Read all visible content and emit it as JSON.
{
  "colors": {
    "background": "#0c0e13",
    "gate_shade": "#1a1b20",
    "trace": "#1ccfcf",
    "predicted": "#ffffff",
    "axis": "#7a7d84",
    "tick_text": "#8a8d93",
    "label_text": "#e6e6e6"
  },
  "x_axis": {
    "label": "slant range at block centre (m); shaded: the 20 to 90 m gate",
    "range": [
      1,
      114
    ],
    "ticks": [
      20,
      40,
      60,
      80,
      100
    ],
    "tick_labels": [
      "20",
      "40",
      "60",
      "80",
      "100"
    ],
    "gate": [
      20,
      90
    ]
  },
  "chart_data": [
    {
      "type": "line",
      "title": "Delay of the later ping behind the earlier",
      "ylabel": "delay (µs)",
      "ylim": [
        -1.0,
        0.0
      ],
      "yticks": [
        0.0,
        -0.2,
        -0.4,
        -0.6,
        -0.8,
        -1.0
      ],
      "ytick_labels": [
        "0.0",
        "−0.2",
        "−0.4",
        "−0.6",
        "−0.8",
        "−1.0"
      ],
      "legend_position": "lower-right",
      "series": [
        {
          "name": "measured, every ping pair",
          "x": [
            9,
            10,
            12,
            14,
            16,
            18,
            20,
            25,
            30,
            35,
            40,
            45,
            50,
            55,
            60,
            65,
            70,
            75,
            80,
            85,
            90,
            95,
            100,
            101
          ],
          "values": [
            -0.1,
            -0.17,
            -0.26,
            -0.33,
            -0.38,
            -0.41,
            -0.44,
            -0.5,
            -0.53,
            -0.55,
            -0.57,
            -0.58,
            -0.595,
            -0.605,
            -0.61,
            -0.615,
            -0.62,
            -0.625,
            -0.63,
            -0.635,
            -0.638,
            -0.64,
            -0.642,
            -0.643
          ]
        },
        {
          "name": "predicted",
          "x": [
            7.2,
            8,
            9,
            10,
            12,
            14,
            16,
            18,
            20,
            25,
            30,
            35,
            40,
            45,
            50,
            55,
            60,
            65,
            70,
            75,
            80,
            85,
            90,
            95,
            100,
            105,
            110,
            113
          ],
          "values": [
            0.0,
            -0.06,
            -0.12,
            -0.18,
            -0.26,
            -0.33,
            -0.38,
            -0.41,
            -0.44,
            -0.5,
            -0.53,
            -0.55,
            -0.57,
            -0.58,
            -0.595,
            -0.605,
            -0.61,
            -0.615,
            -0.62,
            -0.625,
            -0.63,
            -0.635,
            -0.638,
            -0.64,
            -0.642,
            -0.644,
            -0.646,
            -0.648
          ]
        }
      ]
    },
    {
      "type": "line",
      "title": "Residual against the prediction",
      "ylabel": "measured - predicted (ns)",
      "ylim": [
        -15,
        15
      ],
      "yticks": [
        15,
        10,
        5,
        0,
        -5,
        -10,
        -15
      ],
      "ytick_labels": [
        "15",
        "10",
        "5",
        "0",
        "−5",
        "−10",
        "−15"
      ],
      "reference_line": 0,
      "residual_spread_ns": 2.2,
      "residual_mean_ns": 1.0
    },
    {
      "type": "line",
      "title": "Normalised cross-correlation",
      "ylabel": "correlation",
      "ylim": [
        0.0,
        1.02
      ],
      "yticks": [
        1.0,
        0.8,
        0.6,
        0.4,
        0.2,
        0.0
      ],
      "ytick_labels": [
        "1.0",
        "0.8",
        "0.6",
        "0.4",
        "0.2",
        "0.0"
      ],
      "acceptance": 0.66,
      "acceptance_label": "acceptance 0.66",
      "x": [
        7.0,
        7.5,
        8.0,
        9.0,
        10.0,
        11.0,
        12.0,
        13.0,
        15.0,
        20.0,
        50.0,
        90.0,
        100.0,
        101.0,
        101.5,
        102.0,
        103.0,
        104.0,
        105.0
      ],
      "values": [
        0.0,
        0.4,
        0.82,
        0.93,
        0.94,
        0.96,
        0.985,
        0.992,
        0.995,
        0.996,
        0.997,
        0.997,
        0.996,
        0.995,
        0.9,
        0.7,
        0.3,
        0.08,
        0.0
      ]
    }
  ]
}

....

» Exercise aim
Looking at the records above, count the lines where the word "acceptance" appears. State only the number.

» Full solution
2